## begin Data shown

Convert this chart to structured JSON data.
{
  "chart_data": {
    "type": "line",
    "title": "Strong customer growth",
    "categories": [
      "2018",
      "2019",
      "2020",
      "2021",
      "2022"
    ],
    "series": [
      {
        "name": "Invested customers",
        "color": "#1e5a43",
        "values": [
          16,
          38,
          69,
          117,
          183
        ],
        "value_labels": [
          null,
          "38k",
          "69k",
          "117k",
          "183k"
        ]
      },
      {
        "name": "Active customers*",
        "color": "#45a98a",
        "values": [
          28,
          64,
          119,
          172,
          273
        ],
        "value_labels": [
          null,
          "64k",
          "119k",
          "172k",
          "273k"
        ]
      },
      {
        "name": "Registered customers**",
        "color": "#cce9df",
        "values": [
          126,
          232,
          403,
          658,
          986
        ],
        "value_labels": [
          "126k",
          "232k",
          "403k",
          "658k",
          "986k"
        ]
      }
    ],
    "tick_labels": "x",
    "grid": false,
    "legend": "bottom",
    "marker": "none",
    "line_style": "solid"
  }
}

## end Data shown

* Work to be completed: Copy all lines above containing the string "color".

* Worked solution:
        "color": "#1e5a43",
        "color": "#45a98a",
        "color": "#cce9df",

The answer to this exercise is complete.